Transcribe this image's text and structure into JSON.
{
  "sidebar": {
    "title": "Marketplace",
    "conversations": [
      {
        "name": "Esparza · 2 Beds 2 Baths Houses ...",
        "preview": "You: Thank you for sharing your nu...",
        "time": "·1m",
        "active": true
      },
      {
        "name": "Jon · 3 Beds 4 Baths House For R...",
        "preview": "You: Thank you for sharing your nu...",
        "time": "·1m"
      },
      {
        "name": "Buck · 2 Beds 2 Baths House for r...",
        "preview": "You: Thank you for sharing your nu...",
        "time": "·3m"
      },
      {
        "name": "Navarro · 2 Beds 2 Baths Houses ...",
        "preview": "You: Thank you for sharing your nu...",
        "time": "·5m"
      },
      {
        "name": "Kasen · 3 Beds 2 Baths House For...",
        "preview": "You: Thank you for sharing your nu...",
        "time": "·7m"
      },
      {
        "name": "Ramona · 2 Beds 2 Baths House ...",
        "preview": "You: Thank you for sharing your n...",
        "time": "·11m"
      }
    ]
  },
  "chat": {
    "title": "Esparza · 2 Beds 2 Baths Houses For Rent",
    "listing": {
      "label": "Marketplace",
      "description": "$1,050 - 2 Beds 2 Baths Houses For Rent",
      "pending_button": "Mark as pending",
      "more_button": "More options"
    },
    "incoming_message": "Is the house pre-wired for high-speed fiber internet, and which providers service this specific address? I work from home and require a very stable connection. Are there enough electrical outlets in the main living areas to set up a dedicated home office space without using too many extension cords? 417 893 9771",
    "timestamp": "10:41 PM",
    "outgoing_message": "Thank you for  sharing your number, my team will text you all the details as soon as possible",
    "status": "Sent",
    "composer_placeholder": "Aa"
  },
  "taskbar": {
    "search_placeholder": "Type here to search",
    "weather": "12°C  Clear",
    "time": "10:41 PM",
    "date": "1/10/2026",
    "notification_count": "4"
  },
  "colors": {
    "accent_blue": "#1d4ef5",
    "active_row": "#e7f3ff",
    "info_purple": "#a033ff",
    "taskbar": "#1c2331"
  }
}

Written task: Select and copy every line of the material that holds the string "name".

Exercise output:
        "name": "Esparza · 2 Beds 2 Baths Houses ...",
        "name": "Jon · 3 Beds 4 Baths House For R...",
        "name": "Buck · 2 Beds 2 Baths House for r...",
        "name": "Navarro · 2 Beds 2 Baths Houses ...",
        "name": "Kasen · 3 Beds 2 Baths House For...",
        "name": "Ramona · 2 Beds 2 Baths House ...",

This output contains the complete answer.